→ Task goal
For each line below that includes the word "subtitle", make a copy.

Stored entries
+ + + +
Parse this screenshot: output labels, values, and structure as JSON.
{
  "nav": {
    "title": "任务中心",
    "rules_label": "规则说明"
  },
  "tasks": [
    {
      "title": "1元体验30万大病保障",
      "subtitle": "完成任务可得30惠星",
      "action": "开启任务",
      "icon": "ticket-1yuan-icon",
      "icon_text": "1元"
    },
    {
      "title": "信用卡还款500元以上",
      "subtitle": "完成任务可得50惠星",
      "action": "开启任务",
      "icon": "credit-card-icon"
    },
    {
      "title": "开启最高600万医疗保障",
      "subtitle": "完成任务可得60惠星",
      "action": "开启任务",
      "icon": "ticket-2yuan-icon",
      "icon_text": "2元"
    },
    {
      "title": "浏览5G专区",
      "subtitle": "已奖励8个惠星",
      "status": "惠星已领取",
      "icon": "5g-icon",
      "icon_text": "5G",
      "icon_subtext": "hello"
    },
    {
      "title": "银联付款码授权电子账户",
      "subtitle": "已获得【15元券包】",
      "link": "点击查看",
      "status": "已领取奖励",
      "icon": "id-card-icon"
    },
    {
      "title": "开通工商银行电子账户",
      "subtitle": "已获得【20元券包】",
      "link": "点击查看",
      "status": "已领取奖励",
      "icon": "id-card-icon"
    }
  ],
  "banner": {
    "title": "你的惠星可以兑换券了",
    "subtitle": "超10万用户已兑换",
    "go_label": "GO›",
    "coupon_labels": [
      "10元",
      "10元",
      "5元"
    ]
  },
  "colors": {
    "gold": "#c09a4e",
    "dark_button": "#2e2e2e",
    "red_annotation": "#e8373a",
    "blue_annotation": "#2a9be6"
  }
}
+ + + +
→ Response to the task
      "subtitle": "完成任务可得30惠星",
      "subtitle": "完成任务可得50惠星",
      "subtitle": "完成任务可得60惠星",
      "subtitle": "已奖励8个惠星",
      "subtitle": "已获得【15元券包】",
      "subtitle": "已获得【20元券包】",
    "subtitle": "超10万用户已兑换",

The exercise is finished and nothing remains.